Records
· · ·

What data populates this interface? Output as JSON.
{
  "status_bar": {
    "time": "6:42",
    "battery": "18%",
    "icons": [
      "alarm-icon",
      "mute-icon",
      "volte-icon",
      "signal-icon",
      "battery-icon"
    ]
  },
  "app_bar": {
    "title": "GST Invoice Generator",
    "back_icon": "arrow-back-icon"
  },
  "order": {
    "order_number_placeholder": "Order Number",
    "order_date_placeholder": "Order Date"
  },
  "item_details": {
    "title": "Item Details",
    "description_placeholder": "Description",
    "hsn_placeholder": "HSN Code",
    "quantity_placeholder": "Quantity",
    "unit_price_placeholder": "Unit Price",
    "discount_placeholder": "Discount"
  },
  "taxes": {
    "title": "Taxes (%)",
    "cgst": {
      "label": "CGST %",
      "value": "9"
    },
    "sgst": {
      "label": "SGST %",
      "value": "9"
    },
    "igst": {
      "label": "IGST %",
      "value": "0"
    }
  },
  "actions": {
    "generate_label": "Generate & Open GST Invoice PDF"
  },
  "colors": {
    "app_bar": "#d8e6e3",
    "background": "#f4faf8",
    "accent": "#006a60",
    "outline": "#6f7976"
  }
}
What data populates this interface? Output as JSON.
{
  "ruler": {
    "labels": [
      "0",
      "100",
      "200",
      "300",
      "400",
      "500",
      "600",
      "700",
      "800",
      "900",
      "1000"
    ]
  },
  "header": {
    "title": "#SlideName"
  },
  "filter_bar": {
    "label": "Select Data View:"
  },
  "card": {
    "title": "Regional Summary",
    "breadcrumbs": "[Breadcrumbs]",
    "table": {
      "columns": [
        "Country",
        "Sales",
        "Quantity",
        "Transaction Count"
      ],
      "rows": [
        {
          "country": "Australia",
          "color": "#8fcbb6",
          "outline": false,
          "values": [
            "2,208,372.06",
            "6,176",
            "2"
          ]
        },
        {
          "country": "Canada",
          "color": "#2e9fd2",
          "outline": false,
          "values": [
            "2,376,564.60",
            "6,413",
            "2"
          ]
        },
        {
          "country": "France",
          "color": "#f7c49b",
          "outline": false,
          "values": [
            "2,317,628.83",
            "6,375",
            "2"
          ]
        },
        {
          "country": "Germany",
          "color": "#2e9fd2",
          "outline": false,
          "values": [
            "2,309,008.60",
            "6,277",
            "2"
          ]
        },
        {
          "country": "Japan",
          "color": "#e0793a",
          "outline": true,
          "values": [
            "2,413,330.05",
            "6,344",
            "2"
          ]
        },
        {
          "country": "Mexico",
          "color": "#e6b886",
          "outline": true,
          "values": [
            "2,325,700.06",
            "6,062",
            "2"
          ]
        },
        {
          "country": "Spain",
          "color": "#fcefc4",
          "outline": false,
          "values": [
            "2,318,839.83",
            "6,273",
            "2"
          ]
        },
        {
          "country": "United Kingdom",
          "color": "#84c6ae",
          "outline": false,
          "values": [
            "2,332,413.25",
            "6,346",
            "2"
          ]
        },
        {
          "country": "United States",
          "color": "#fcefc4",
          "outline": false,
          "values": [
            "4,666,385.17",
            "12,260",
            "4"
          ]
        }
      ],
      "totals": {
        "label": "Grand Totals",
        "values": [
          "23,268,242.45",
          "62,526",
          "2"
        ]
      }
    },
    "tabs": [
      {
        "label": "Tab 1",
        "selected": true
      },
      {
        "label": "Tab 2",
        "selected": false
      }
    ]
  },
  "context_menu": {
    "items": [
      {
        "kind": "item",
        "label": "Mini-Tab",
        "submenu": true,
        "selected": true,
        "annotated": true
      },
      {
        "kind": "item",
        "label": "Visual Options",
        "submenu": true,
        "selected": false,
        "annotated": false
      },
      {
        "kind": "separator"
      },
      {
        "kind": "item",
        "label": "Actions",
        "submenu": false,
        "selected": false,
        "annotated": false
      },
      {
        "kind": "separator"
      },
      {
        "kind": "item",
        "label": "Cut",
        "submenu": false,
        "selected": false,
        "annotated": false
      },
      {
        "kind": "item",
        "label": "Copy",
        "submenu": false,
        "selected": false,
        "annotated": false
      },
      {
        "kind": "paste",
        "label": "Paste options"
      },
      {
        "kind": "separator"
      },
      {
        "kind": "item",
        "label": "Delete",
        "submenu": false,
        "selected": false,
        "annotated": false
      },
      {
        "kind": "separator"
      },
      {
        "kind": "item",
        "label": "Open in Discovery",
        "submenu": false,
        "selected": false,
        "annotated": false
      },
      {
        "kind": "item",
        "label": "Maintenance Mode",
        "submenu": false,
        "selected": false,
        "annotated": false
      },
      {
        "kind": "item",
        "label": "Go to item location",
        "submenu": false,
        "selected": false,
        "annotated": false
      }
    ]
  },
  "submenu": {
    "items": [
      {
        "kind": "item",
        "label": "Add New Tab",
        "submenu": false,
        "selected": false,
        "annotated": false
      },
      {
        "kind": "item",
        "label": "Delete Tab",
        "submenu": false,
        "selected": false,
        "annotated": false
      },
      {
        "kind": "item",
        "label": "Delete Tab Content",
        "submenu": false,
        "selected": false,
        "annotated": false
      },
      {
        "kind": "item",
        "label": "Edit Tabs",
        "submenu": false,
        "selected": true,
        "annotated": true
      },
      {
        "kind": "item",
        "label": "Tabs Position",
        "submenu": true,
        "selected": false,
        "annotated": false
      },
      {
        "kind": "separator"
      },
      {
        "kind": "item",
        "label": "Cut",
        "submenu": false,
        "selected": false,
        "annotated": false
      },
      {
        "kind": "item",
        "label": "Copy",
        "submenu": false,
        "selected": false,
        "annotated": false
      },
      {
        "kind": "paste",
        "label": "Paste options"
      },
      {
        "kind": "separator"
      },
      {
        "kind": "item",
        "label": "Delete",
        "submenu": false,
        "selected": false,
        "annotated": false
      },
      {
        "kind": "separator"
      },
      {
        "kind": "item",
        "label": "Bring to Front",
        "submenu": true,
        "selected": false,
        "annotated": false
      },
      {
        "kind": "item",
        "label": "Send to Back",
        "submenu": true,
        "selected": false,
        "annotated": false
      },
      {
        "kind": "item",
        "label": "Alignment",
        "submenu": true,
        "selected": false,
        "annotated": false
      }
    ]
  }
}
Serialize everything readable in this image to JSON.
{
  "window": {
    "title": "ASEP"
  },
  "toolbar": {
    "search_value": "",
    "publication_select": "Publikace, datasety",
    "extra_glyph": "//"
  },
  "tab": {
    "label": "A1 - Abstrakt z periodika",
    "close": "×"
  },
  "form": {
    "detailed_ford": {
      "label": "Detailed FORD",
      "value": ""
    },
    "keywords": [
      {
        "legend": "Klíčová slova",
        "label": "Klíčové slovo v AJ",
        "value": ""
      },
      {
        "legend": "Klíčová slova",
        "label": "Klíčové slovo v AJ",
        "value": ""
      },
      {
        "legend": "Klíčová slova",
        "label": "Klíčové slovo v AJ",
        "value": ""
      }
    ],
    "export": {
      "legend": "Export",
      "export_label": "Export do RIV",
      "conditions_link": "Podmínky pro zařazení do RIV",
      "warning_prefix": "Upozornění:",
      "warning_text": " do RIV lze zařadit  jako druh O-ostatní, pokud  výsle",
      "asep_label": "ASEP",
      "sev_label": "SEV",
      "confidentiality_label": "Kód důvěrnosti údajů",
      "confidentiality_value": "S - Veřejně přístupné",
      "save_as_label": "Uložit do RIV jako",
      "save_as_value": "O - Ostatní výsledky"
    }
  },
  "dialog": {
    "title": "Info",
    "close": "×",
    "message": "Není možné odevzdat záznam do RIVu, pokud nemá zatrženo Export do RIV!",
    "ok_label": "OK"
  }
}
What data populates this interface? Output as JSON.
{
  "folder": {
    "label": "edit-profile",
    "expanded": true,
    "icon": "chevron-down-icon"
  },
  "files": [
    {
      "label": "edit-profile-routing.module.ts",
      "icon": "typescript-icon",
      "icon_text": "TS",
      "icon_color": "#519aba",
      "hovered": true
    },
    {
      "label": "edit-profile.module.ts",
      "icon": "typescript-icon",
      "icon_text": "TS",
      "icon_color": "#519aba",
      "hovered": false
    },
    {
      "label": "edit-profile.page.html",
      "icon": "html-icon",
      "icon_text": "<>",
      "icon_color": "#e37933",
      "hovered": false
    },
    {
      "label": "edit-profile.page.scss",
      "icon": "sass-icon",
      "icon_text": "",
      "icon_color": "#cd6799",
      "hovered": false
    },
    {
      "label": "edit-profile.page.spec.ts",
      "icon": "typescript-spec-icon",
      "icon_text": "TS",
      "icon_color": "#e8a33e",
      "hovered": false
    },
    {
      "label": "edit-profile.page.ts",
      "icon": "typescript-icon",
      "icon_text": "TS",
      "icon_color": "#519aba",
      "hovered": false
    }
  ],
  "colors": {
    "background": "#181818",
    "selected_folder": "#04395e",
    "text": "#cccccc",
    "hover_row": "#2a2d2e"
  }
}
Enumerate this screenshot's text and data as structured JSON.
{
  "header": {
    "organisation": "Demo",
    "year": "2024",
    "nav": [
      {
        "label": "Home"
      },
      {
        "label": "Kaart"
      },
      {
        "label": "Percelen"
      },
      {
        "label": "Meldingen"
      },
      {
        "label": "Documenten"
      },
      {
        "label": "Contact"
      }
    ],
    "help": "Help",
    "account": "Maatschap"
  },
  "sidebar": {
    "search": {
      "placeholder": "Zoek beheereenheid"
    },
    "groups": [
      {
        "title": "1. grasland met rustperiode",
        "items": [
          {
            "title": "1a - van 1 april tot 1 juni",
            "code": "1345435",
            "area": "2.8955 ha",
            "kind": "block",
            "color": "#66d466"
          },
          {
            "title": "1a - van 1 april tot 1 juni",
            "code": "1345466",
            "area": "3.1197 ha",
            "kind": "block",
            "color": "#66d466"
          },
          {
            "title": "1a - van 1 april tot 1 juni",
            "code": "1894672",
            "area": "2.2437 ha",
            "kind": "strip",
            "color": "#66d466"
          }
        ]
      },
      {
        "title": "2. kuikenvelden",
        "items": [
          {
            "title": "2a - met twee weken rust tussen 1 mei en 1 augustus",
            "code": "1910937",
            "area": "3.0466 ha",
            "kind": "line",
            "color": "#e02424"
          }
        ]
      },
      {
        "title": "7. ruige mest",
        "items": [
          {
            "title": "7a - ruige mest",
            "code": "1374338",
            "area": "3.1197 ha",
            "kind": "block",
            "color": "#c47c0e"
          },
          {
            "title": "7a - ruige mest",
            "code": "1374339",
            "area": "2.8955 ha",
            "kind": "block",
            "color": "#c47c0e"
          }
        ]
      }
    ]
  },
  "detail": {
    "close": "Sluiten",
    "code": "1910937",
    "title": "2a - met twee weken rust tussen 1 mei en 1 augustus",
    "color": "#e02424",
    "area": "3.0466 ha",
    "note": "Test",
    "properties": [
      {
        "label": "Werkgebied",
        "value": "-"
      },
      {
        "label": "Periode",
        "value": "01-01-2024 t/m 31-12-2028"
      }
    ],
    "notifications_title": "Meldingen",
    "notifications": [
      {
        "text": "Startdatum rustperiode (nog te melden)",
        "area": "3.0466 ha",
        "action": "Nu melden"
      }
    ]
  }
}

· · ·

### [WHAT YOU WILL DO]
Copy out each line of the material that holds the word "augustus".

### [OUTPUT BELOW]
            "title": "2a - met twee weken rust tussen 1 mei en 1 augustus",
    "title": "2a - met twee weken rust tussen 1 mei en 1 augustus",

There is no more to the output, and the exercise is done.